#### [GOAL OF THE EXERCISE]
All records should be reproduced verbatim.

#### [RECORDS PROVIDED]
---*---
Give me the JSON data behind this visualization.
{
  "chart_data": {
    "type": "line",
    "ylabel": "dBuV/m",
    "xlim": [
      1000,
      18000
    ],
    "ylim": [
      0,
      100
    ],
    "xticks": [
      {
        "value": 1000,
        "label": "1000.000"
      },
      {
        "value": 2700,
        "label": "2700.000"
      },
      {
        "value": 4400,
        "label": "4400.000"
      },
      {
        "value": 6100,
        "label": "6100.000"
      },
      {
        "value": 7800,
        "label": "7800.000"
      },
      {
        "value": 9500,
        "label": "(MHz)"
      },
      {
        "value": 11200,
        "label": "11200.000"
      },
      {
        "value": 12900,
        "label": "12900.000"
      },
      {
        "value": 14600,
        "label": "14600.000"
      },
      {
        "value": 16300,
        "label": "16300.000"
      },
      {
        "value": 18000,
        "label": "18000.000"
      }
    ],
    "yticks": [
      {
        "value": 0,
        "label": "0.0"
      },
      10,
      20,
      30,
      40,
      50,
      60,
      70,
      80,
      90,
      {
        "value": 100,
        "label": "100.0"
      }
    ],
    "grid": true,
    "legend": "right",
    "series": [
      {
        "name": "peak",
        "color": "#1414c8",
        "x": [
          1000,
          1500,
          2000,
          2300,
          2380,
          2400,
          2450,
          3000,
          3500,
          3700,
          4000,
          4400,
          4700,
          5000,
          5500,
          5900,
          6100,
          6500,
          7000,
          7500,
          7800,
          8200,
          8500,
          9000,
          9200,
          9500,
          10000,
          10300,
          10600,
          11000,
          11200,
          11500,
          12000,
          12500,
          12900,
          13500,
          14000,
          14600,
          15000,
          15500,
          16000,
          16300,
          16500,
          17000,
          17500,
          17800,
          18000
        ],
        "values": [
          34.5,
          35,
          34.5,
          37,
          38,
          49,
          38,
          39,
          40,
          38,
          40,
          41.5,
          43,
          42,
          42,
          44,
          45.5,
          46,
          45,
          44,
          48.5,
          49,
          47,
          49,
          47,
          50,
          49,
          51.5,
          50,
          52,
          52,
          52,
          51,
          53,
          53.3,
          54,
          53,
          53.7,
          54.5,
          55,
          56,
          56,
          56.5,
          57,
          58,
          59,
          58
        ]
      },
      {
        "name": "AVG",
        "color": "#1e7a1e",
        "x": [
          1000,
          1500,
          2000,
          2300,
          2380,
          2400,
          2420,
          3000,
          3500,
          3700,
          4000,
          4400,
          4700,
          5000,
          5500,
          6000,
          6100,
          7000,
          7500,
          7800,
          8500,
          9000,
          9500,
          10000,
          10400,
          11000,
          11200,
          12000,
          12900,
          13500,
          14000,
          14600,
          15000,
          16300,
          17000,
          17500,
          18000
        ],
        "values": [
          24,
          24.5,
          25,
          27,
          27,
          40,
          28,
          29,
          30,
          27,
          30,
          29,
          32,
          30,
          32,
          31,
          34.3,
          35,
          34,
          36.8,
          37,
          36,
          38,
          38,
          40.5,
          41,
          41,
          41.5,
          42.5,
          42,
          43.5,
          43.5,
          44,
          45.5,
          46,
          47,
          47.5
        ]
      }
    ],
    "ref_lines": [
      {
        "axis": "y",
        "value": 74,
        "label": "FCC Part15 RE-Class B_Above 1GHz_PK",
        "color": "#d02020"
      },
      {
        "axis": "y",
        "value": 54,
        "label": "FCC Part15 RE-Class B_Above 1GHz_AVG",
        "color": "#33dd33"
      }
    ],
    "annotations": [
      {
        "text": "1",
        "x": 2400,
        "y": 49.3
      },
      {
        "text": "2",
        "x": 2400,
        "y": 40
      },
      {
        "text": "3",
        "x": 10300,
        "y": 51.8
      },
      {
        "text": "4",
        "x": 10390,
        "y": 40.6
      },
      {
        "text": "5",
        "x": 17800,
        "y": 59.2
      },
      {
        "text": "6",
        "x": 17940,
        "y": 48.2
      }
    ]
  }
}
---*---
#### [RESULT OF THIS TASK]
Give me the JSON data behind this visualization.
{
  "chart_data": {
    "type": "line",
    "ylabel": "dBuV/m",
    "xlim": [
      1000,
      18000
    ],
    "ylim": [
      0,
      100
    ],
    "xticks": [
      {
        "value": 1000,
        "label": "1000.000"
      },
      {
        "value": 2700,
        "label": "2700.000"
      },
      {
        "value": 4400,
        "label": "4400.000"
      },
      {
        "value": 6100,
        "label": "6100.000"
      },
      {
        "value": 7800,
        "label": "7800.000"
      },
      {
        "value": 9500,
        "label": "(MHz)"
      },
      {
        "value": 11200,
        "label": "11200.000"
      },
      {
        "value": 12900,
        "label": "12900.000"
      },
      {
        "value": 14600,
        "label": "14600.000"
      },
      {
        "value": 16300,
        "label": "16300.000"
      },
      {
        "value": 18000,
        "label": "18000.000"
      }
    ],
    "yticks": [
      {
        "value": 0,
        "label": "0.0"
      },
      10,
      20,
      30,
      40,
      50,
      60,
      70,
      80,
      90,
      {
        "value": 100,
        "label": "100.0"
      }
    ],
    "grid": true,
    "legend": "right",
    "series": [
      {
        "name": "peak",
        "color": "#1414c8",
        "x": [
          1000,
          1500,
          2000,
          2300,
          2380,
          2400,
          2450,
          3000,
          3500,
          3700,
          4000,
          4400,
          4700,
          5000,
          5500,
          5900,
          6100,
          6500,
          7000,
          7500,
          7800,
          8200,
          8500,
          9000,
          9200,
          9500,
          10000,
          10300,
          10600,
          11000,
          11200,
          11500,
          12000,
          12500,
          12900,
          13500,
          14000,
          14600,
          15000,
          15500,
          16000,
          16300,
          16500,
          17000,
          17500,
          17800,
          18000
        ],
        "values": [
          34.5,
          35,
          34.5,
          37,
          38,
          49,
          38,
          39,
          40,
          38,
          40,
          41.5,
          43,
          42,
          42,
          44,
          45.5,
          46,
          45,
          44,
          48.5,
          49,
          47,
          49,
          47,
          50,
          49,
          51.5,
          50,
          52,
          52,
          52,
          51,
          53,
          53.3,
          54,
          53,
          53.7,
          54.5,
          55,
          56,
          56,
          56.5,
          57,
          58,
          59,
          58
        ]
      },
      {
        "name": "AVG",
        "color": "#1e7a1e",
        "x": [
          1000,
          1500,
          2000,
          2300,
          2380,
          2400,
          2420,
          3000,
          3500,
          3700,
          4000,
          4400,
          4700,
          5000,
          5500,
          6000,
          6100,
          7000,
          7500,
          7800,
          8500,
          9000,
          9500,
          10000,
          10400,
          11000,
          11200,
          12000,
          12900,
          13500,
          14000,
          14600,
          15000,
          16300,
          17000,
          17500,
          18000
        ],
        "values": [
          24,
          24.5,
          25,
          27,
          27,
          40,
          28,
          29,
          30,
          27,
          30,
          29,
          32,
          30,
          32,
          31,
          34.3,
          35,
          34,
          36.8,
          37,
          36,
          38,
          38,
          40.5,
          41,
          41,
          41.5,
          42.5,
          42,
          43.5,
          43.5,
          44,
          45.5,
          46,
          47,
          47.5
        ]
      }
    ],
    "ref_lines": [
      {
        "axis": "y",
        "value": 74,
        "label": "FCC Part15 RE-Class B_Above 1GHz_PK",
        "color": "#d02020"
      },
      {
        "axis": "y",
        "value": 54,
        "label": "FCC Part15 RE-Class B_Above 1GHz_AVG",
        "color": "#33dd33"
      }
    ],
    "annotations": [
      {
        "text": "1",
        "x": 2400,
        "y": 49.3
      },
      {
        "text": "2",
        "x": 2400,
        "y": 40
      },
      {
        "text": "3",
        "x": 10300,
        "y": 51.8
      },
      {
        "text": "4",
        "x": 10390,
        "y": 40.6
      },
      {
        "text": "5",
        "x": 17800,
        "y": 59.2
      },
      {
        "text": "6",
        "x": 17940,
        "y": 48.2
      }
    ]
  }
}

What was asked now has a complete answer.